[Data excerpts]
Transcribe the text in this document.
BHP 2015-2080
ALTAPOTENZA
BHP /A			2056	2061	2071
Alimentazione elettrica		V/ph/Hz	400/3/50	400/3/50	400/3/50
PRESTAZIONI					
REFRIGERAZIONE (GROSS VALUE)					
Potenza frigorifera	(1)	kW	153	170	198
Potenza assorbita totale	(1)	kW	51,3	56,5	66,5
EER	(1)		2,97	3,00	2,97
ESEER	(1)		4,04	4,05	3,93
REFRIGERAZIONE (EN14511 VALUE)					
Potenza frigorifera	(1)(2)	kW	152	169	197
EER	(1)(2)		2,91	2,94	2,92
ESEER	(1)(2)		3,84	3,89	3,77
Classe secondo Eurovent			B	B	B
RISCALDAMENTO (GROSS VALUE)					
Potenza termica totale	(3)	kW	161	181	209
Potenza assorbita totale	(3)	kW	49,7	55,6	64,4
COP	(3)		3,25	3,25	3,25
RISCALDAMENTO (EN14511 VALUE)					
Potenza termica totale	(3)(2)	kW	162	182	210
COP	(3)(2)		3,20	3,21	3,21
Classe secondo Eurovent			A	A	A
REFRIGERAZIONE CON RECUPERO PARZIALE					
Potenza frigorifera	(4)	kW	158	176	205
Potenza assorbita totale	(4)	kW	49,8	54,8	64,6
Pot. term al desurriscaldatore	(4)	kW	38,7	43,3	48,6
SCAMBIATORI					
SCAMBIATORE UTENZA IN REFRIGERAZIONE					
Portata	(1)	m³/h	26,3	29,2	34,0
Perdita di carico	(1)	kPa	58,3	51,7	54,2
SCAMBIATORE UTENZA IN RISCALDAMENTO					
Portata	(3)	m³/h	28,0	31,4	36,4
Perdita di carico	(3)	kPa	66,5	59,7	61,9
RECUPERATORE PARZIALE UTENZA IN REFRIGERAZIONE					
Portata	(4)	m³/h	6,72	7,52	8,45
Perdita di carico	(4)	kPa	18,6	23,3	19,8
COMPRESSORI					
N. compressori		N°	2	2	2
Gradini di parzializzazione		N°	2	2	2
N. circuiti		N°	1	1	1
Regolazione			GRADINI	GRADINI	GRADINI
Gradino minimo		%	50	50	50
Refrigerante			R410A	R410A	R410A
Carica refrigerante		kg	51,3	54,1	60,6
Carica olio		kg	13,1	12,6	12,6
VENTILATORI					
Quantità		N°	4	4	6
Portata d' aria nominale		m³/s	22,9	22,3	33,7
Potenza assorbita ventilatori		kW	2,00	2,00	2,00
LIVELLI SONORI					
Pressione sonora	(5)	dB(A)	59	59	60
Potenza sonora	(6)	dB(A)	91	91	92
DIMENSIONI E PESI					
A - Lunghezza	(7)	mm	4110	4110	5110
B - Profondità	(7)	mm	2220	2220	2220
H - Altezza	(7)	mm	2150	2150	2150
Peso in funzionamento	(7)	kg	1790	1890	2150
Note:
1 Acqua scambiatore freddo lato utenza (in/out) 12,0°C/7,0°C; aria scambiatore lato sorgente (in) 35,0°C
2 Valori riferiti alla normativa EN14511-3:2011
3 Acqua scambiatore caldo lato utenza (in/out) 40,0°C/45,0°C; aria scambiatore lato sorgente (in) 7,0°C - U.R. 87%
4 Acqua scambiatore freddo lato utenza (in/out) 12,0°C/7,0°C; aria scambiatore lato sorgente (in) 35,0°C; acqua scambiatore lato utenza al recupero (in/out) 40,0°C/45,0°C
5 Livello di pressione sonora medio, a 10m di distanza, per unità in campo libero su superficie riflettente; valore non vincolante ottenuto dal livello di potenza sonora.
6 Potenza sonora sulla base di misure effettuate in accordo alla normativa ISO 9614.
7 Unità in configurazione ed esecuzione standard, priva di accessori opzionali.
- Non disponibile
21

Request → All lines above with "sonora" in them should be returned.

Result of the exercise →
Pressione sonora	(5)	dB(A)	59	59	60
Potenza sonora	(6)	dB(A)	91	91	92
5 Livello di pressione sonora medio, a 10m di distanza, per unità in campo libero su superficie riflettente; valore non vincolante ottenuto dal livello di potenza sonora.
6 Potenza sonora sulla base di misure effettuate in accordo alla normativa ISO 9614.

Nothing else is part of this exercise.